### GOAL
Extract all lines in the data that contain the word "Contains".

### MATERIAL FOR THE TASK

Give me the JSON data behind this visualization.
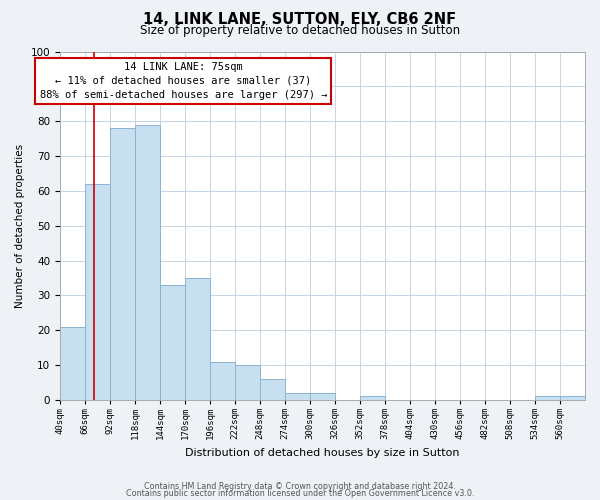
{
  "title": "14, LINK LANE, SUTTON, ELY, CB6 2NF",
  "subtitle": "Size of property relative to detached houses in Sutton",
  "xlabel": "Distribution of detached houses by size in Sutton",
  "ylabel": "Number of detached properties",
  "categories": [
    "40sqm",
    "66sqm",
    "92sqm",
    "118sqm",
    "144sqm",
    "170sqm",
    "196sqm",
    "222sqm",
    "248sqm",
    "274sqm",
    "300sqm",
    "326sqm",
    "352sqm",
    "378sqm",
    "404sqm",
    "430sqm",
    "456sqm",
    "482sqm",
    "508sqm",
    "534sqm",
    "560sqm"
  ],
  "values": [
    21,
    62,
    78,
    79,
    33,
    35,
    11,
    10,
    6,
    2,
    2,
    0,
    1,
    0,
    0,
    0,
    0,
    0,
    0,
    1,
    1
  ],
  "bar_color": "#c8dff0",
  "bar_edge_color": "#8ab4d4",
  "vline_color": "#cc0000",
  "annotation_line1": "14 LINK LANE: 75sqm",
  "annotation_line2": "← 11% of detached houses are smaller (37)",
  "annotation_line3": "88% of semi-detached houses are larger (297) →",
  "annotation_box_facecolor": "#ffffff",
  "annotation_box_edgecolor": "#cc0000",
  "ylim": [
    0,
    100
  ],
  "footer_line1": "Contains HM Land Registry data © Crown copyright and database right 2024.",
  "footer_line2": "Contains public sector information licensed under the Open Government Licence v3.0.",
  "background_color": "#eef2f7",
  "plot_background": "#ffffff",
  "grid_color": "#c5d5e5"
}
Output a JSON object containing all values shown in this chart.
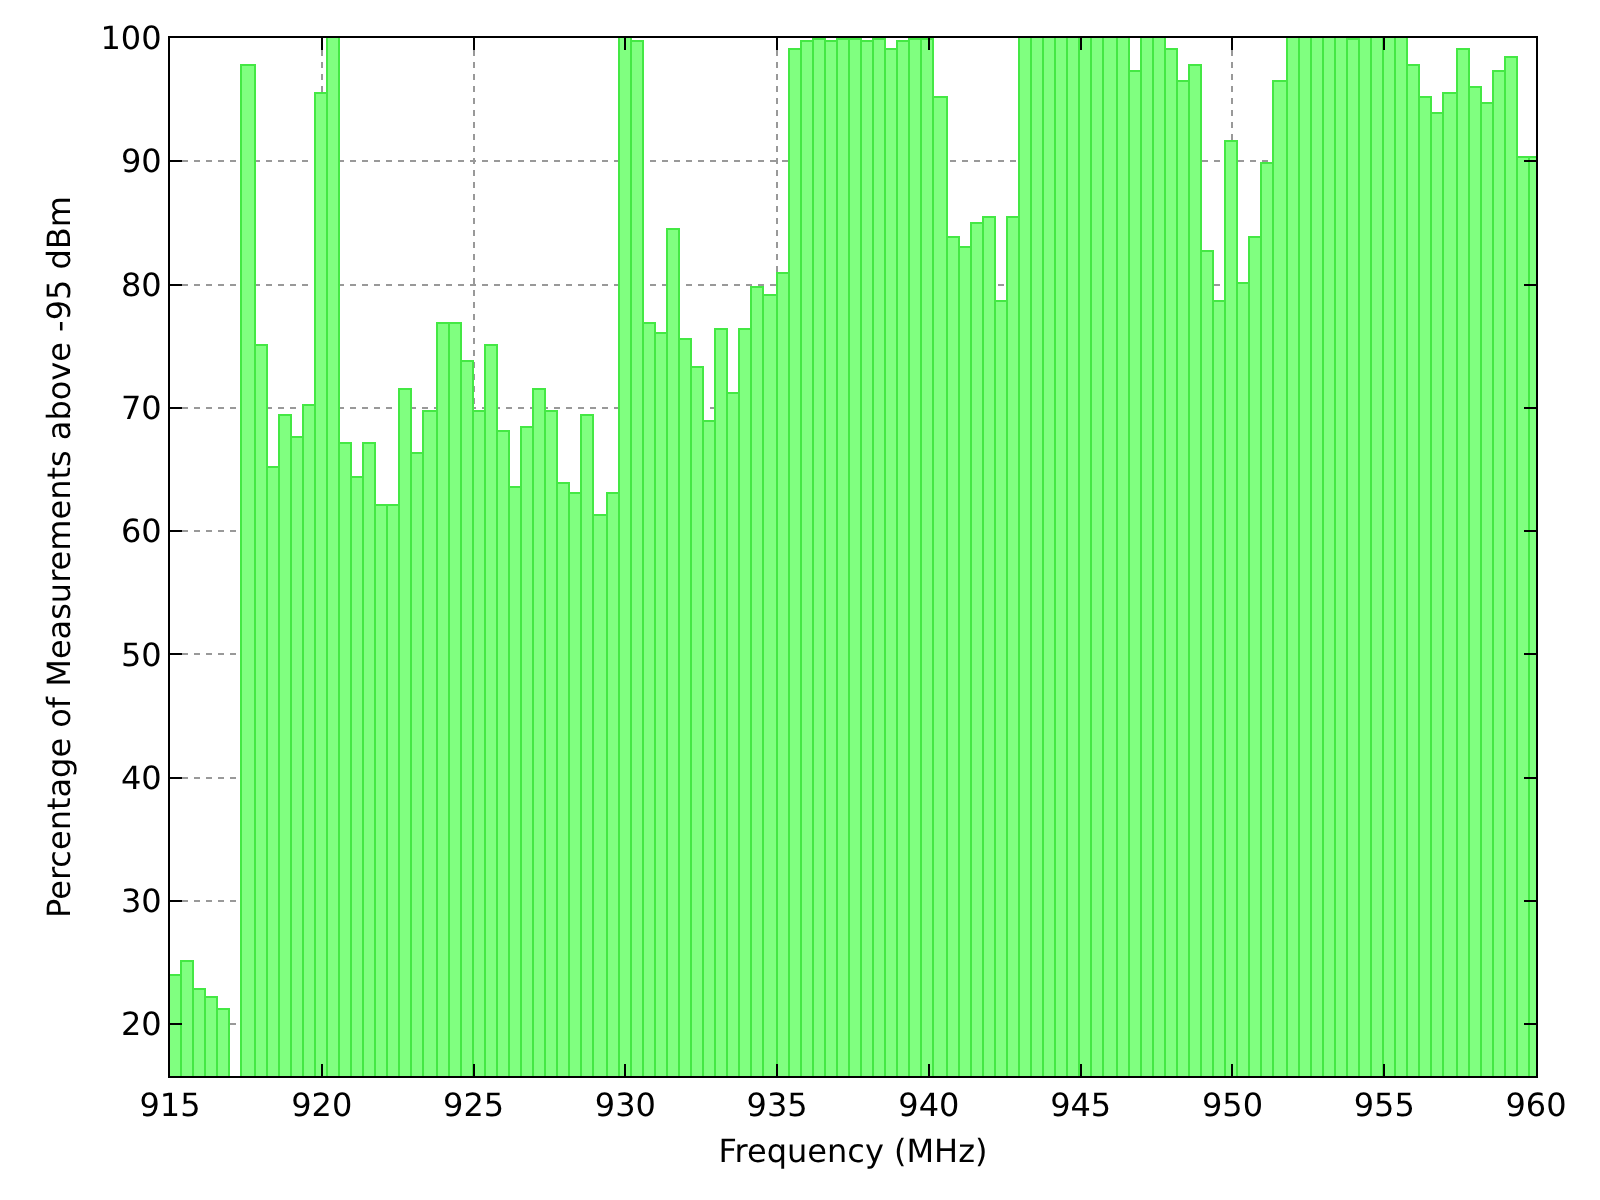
{
  "chart_data": {
    "type": "bar",
    "xlabel": "Frequency (MHz)",
    "ylabel": "Percentage of Measurements above -95 dBm",
    "x": [
      915.2,
      915.6,
      916,
      916.4,
      916.8,
      917.2,
      917.6,
      918,
      918.4,
      918.8,
      919.2,
      919.6,
      920,
      920.4,
      920.8,
      921.2,
      921.6,
      922,
      922.4,
      922.8,
      923.2,
      923.6,
      924,
      924.4,
      924.8,
      925.2,
      925.6,
      926,
      926.4,
      926.8,
      927.2,
      927.6,
      928,
      928.4,
      928.8,
      929.2,
      929.6,
      930,
      930.4,
      930.8,
      931.2,
      931.6,
      932,
      932.4,
      932.8,
      933.2,
      933.6,
      934,
      934.4,
      934.8,
      935.2,
      935.6,
      936,
      936.4,
      936.8,
      937.2,
      937.6,
      938,
      938.4,
      938.8,
      939.2,
      939.6,
      940,
      940.4,
      940.8,
      941.2,
      941.6,
      942,
      942.4,
      942.8,
      943.2,
      943.6,
      944,
      944.4,
      944.8,
      945.2,
      945.6,
      946,
      946.4,
      946.8,
      947.2,
      947.6,
      948,
      948.4,
      948.8,
      949.2,
      949.6,
      950,
      950.4,
      950.8,
      951.2,
      951.6,
      952,
      952.4,
      952.8,
      953.2,
      953.6,
      954,
      954.4,
      954.8,
      955.2,
      955.6,
      956,
      956.4,
      956.8,
      957.2,
      957.6,
      958,
      958.4,
      958.8,
      959.2,
      959.6,
      960
    ],
    "values": [
      23.9,
      25.1,
      22.8,
      22.1,
      21.1,
      null,
      97.8,
      75.0,
      65.2,
      69.3,
      67.6,
      70.1,
      95.5,
      100,
      67.0,
      64.3,
      67.0,
      62.1,
      62.1,
      71.4,
      66.2,
      69.7,
      76.8,
      76.8,
      73.7,
      69.7,
      75.0,
      68.0,
      63.5,
      68.3,
      71.4,
      69.7,
      63.8,
      63.0,
      69.3,
      61.3,
      63.0,
      100,
      99.7,
      76.8,
      76.0,
      84.4,
      75.5,
      73.2,
      68.9,
      76.3,
      71.2,
      76.3,
      79.8,
      79.1,
      80.9,
      99.1,
      99.7,
      99.8,
      99.7,
      99.8,
      99.8,
      99.7,
      99.9,
      99.1,
      99.7,
      99.8,
      99.8,
      95.2,
      83.7,
      83.0,
      84.9,
      85.4,
      78.6,
      85.4,
      100,
      100,
      100,
      100,
      100,
      100,
      100,
      100,
      100,
      97.3,
      100,
      100,
      99.1,
      96.5,
      97.8,
      82.6,
      78.6,
      91.6,
      80.0,
      83.7,
      89.8,
      96.5,
      100,
      100,
      100,
      100,
      100,
      99.8,
      100,
      100,
      100,
      100,
      97.8,
      95.2,
      93.8,
      95.5,
      99.1,
      96.0,
      94.7,
      97.3,
      98.3,
      90.2,
      90.2
    ],
    "color": "#80ff80",
    "xlim": [
      915,
      960
    ],
    "xticks": [
      915,
      920,
      925,
      930,
      935,
      940,
      945,
      950,
      955,
      960
    ],
    "ylim": [
      15.8,
      100
    ],
    "yticks": [
      20,
      30,
      40,
      50,
      60,
      70,
      80,
      90,
      100
    ],
    "grid": true
  }
}
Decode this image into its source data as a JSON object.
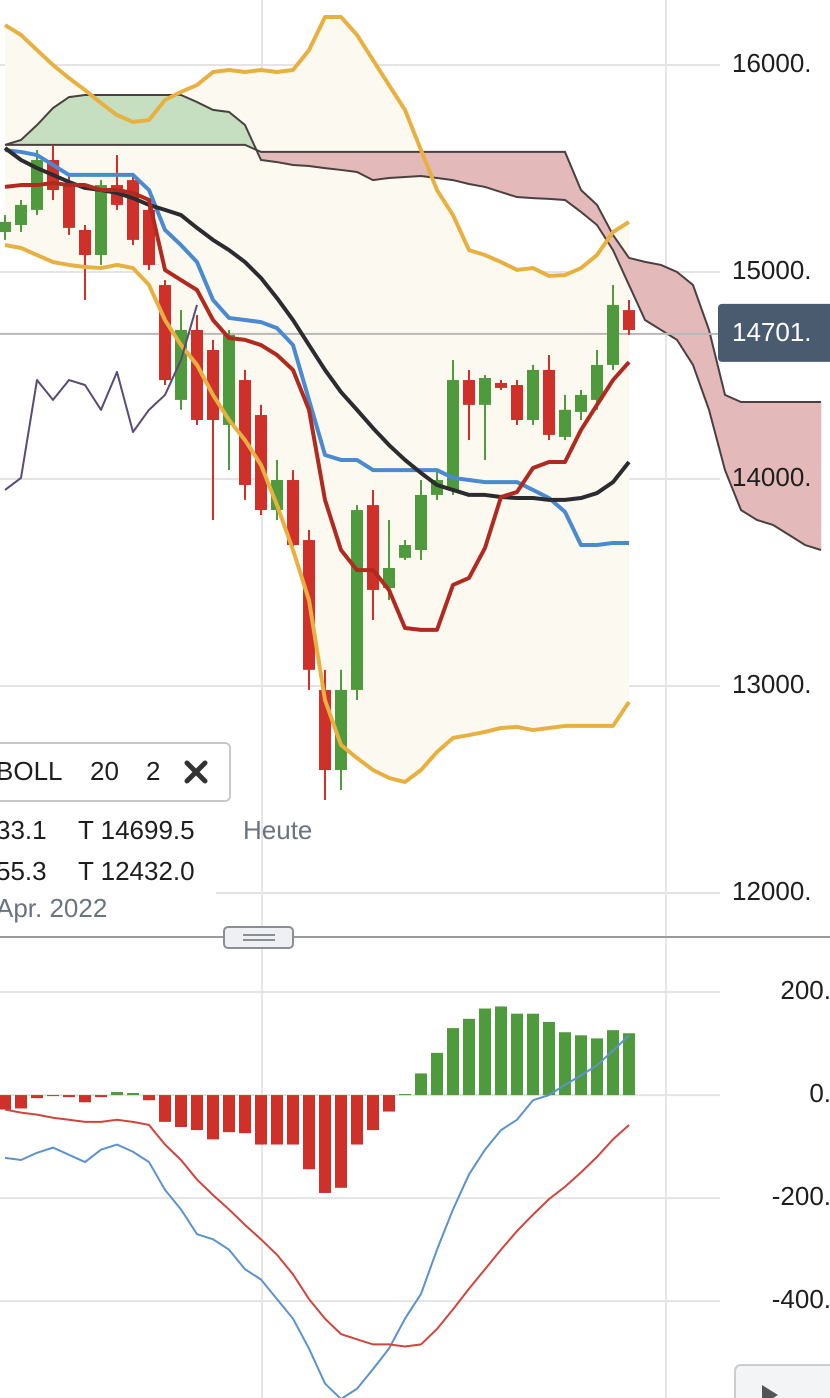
{
  "chart_data": [
    {
      "type": "candlestick",
      "ylim": [
        11797,
        16314
      ],
      "yticks": [
        {
          "value": 16000,
          "label": "16000."
        },
        {
          "value": 15000,
          "label": "15000."
        },
        {
          "value": 14000,
          "label": "14000."
        },
        {
          "value": 13000,
          "label": "13000."
        },
        {
          "value": 12000,
          "label": "12000."
        }
      ],
      "grid": true,
      "last_price": {
        "value": 14701,
        "label": "14701."
      },
      "indicator": {
        "name": "BOLL",
        "period": 20,
        "deviation": 2
      },
      "info": [
        [
          "33.1",
          "T 14699.5",
          "Heute"
        ],
        [
          "55.3",
          "T 12432.0"
        ],
        [
          "Apr. 2022"
        ]
      ],
      "candles": {
        "up_color": "#4f9a3c",
        "down_color": "#d0302a",
        "open": [
          15193,
          15227,
          15300,
          15541,
          15420,
          15203,
          15082,
          15420,
          15444,
          15300,
          14937,
          14382,
          14720,
          14623,
          14261,
          14478,
          14309,
          13850,
          13995,
          13705,
          12981,
          12594,
          12981,
          13874,
          13473,
          13619,
          13657,
          13923,
          13947,
          14478,
          14358,
          14464,
          14454,
          14285,
          14527,
          14203,
          14324,
          14382,
          14551,
          14816
        ],
        "high": [
          15275,
          15348,
          15589,
          15614,
          15469,
          15227,
          15444,
          15565,
          15469,
          15348,
          14961,
          14816,
          14792,
          14672,
          14720,
          14527,
          14358,
          14092,
          14043,
          13754,
          13078,
          13078,
          13874,
          13947,
          13802,
          13705,
          13995,
          14043,
          14575,
          14527,
          14502,
          14478,
          14478,
          14551,
          14599,
          14406,
          14430,
          14623,
          14937,
          14865
        ],
        "low": [
          15155,
          15193,
          15275,
          15348,
          15179,
          14865,
          15034,
          15300,
          15130,
          15010,
          14454,
          14334,
          14261,
          13802,
          14043,
          13899,
          13826,
          13802,
          13657,
          12981,
          12449,
          12497,
          12932,
          13319,
          13415,
          13609,
          13609,
          13899,
          13923,
          14188,
          14092,
          14430,
          14261,
          14261,
          14188,
          14188,
          14285,
          14334,
          14527,
          14696
        ],
        "close": [
          15242,
          15324,
          15541,
          15396,
          15213,
          15082,
          15420,
          15324,
          15155,
          15034,
          14478,
          14720,
          14285,
          14285,
          14696,
          13971,
          13850,
          13995,
          13681,
          13078,
          12594,
          12981,
          13850,
          13464,
          13570,
          13681,
          13923,
          13995,
          14478,
          14358,
          14488,
          14440,
          14285,
          14527,
          14213,
          14334,
          14406,
          14551,
          14841,
          14720
        ]
      },
      "band": {
        "fill": "#fcfaf0",
        "upper": [
          16193,
          16145,
          16072,
          16000,
          15937,
          15879,
          15816,
          15758,
          15725,
          15734,
          15831,
          15870,
          15903,
          15966,
          15976,
          15966,
          15976,
          15966,
          15976,
          16072,
          16232,
          16232,
          16145,
          16024,
          15903,
          15783,
          15589,
          15396,
          15275,
          15106,
          15082,
          15048,
          15010,
          15019,
          14981,
          14985,
          15019,
          15082,
          15193,
          15242
        ],
        "lower": [
          15130,
          15116,
          15082,
          15048,
          15034,
          15024,
          15019,
          15034,
          15019,
          14937,
          14768,
          14647,
          14551,
          14406,
          14285,
          14188,
          14068,
          13874,
          13657,
          13415,
          12932,
          12715,
          12652,
          12594,
          12556,
          12536,
          12594,
          12681,
          12749,
          12763,
          12778,
          12797,
          12802,
          12787,
          12797,
          12807,
          12807,
          12807,
          12807,
          12923
        ],
        "color": "#e8b040"
      },
      "cloud": {
        "up_color": "#c6dfc0",
        "down_color": "#e3b9b9",
        "edge_color": "#4a4040",
        "span_a": [
          15614,
          15638,
          15710,
          15792,
          15845,
          15855,
          15855,
          15855,
          15855,
          15855,
          15855,
          15855,
          15821,
          15783,
          15773,
          15710,
          15541,
          15531,
          15517,
          15512,
          15502,
          15493,
          15483,
          15444,
          15454,
          15459,
          15464,
          15454,
          15444,
          15425,
          15411,
          15386,
          15362,
          15357,
          15353,
          15348,
          15290,
          15227,
          15106,
          14937,
          14768,
          14720,
          14672,
          14551,
          14334,
          14043,
          13850,
          13802,
          13778,
          13730,
          13681,
          13657
        ],
        "span_b": [
          15614,
          15614,
          15614,
          15614,
          15614,
          15614,
          15614,
          15614,
          15614,
          15614,
          15614,
          15614,
          15614,
          15614,
          15614,
          15614,
          15580,
          15580,
          15580,
          15580,
          15580,
          15580,
          15580,
          15580,
          15580,
          15580,
          15580,
          15580,
          15580,
          15580,
          15580,
          15580,
          15580,
          15580,
          15580,
          15580,
          15396,
          15324,
          15179,
          15068,
          15049,
          15034,
          15000,
          14937,
          14720,
          14406,
          14372,
          14372,
          14372,
          14372,
          14372,
          14372
        ]
      },
      "series": [
        {
          "color": "#4a8ad0",
          "values": [
            15589,
            15580,
            15565,
            15517,
            15469,
            15469,
            15469,
            15469,
            15469,
            15396,
            15203,
            15130,
            15048,
            14865,
            14778,
            14768,
            14758,
            14729,
            14647,
            14382,
            14116,
            14092,
            14092,
            14043,
            14043,
            14043,
            14043,
            14043,
            14005,
            13995,
            13985,
            13985,
            13985,
            13947,
            13908,
            13841,
            13681,
            13681,
            13691,
            13691
          ]
        },
        {
          "color": "#2b2b30",
          "values": [
            15599,
            15541,
            15502,
            15469,
            15435,
            15406,
            15396,
            15382,
            15357,
            15324,
            15300,
            15275,
            15213,
            15155,
            15106,
            15048,
            14971,
            14874,
            14768,
            14647,
            14527,
            14420,
            14334,
            14246,
            14164,
            14092,
            14029,
            13971,
            13947,
            13923,
            13923,
            13913,
            13908,
            13908,
            13899,
            13899,
            13908,
            13932,
            13985,
            14082
          ]
        },
        {
          "color": "#b02a20",
          "values": [
            15411,
            15420,
            15420,
            15430,
            15420,
            15420,
            15396,
            15396,
            15382,
            15348,
            15010,
            14961,
            14913,
            14768,
            14681,
            14672,
            14647,
            14599,
            14527,
            14334,
            13899,
            13657,
            13560,
            13560,
            13464,
            13280,
            13271,
            13271,
            13488,
            13522,
            13667,
            13913,
            13937,
            14053,
            14082,
            14082,
            14237,
            14358,
            14478,
            14565
          ]
        },
        {
          "color": "#5a4a78",
          "values": [
            13947,
            14005,
            14478,
            14382,
            14478,
            14454,
            14334,
            14517,
            14227,
            14334,
            14406,
            14575,
            14841,
            null,
            null,
            null,
            null,
            null,
            null,
            null,
            null,
            null,
            null,
            null,
            null,
            null,
            null,
            null,
            null,
            null,
            null,
            null,
            null,
            null,
            null,
            null,
            null,
            null,
            null,
            null
          ]
        }
      ]
    },
    {
      "type": "macd",
      "ylim": [
        -588,
        301
      ],
      "yticks": [
        {
          "value": 200,
          "label": "200."
        },
        {
          "value": 0,
          "label": "0."
        },
        {
          "value": -200,
          "label": "-200."
        },
        {
          "value": -400,
          "label": "-400."
        }
      ],
      "grid": true,
      "histogram": {
        "up_color": "#4f9a3c",
        "down_color": "#d0302a",
        "values": [
          -28,
          -26,
          -6,
          -2,
          -4,
          -14,
          -4,
          6,
          4,
          -10,
          -52,
          -62,
          -68,
          -86,
          -72,
          -74,
          -96,
          -96,
          -96,
          -144,
          -190,
          -180,
          -96,
          -68,
          -32,
          2,
          42,
          82,
          130,
          148,
          168,
          172,
          158,
          158,
          142,
          122,
          116,
          110,
          126,
          120
        ]
      },
      "series": [
        {
          "color": "#5b93cc",
          "values": [
            -122,
            -126,
            -112,
            -102,
            -116,
            -130,
            -106,
            -96,
            -110,
            -130,
            -184,
            -222,
            -270,
            -280,
            -300,
            -338,
            -358,
            -396,
            -434,
            -492,
            -560,
            -590,
            -570,
            -532,
            -492,
            -434,
            -386,
            -300,
            -222,
            -154,
            -106,
            -68,
            -48,
            -10,
            0,
            20,
            38,
            58,
            86,
            116
          ]
        },
        {
          "color": "#d0453c",
          "values": [
            -28,
            -34,
            -38,
            -44,
            -48,
            -52,
            -52,
            -48,
            -52,
            -58,
            -96,
            -126,
            -164,
            -194,
            -222,
            -252,
            -280,
            -310,
            -348,
            -396,
            -434,
            -464,
            -474,
            -484,
            -484,
            -488,
            -484,
            -454,
            -416,
            -376,
            -338,
            -300,
            -264,
            -232,
            -202,
            -178,
            -150,
            -120,
            -86,
            -58
          ]
        }
      ]
    }
  ]
}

### OUTPUT OF THE EXERCISE
  "footer_line1": "Contains HM Land Registry data © Crown copyright and database right 2024.",
  "footer_line2": "Contains public sector information licensed under the Open Government Licence v3.0.",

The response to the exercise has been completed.